▸ EXCERPTED DATA:
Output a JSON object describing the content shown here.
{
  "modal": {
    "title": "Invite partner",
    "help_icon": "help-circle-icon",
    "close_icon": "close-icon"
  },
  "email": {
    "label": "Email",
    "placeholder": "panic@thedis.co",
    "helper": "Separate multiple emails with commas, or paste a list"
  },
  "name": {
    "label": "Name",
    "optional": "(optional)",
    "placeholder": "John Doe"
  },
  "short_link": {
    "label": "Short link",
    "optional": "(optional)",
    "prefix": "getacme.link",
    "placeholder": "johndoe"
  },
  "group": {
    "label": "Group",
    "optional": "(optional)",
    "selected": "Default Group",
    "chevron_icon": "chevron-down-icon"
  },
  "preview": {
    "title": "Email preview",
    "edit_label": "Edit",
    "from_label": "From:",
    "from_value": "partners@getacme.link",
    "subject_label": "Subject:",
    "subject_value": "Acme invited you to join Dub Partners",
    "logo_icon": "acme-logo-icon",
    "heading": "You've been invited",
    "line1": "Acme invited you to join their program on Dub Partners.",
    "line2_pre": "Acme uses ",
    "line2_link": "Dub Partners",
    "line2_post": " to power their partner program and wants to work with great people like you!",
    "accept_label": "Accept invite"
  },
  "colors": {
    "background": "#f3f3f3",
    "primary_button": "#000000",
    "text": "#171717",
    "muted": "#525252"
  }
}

▸ TASK BRIEF: Set down the entries above again, word for word.

▸ ANSWER FOR THE TASK:
Output a JSON object describing the content shown here.
{
  "modal": {
    "title": "Invite partner",
    "help_icon": "help-circle-icon",
    "close_icon": "close-icon"
  },
  "email": {
    "label": "Email",
    "placeholder": "panic@thedis.co",
    "helper": "Separate multiple emails with commas, or paste a list"
  },
  "name": {
    "label": "Name",
    "optional": "(optional)",
    "placeholder": "John Doe"
  },
  "short_link": {
    "label": "Short link",
    "optional": "(optional)",
    "prefix": "getacme.link",
    "placeholder": "johndoe"
  },
  "group": {
    "label": "Group",
    "optional": "(optional)",
    "selected": "Default Group",
    "chevron_icon": "chevron-down-icon"
  },
  "preview": {
    "title": "Email preview",
    "edit_label": "Edit",
    "from_label": "From:",
    "from_value": "partners@getacme.link",
    "subject_label": "Subject:",
    "subject_value": "Acme invited you to join Dub Partners",
    "logo_icon": "acme-logo-icon",
    "heading": "You've been invited",
    "line1": "Acme invited you to join their program on Dub Partners.",
    "line2_pre": "Acme uses ",
    "line2_link": "Dub Partners",
    "line2_post": " to power their partner program and wants to work with great people like you!",
    "accept_label": "Accept invite"
  },
  "colors": {
    "background": "#f3f3f3",
    "primary_button": "#000000",
    "text": "#171717",
    "muted": "#525252"
  }
}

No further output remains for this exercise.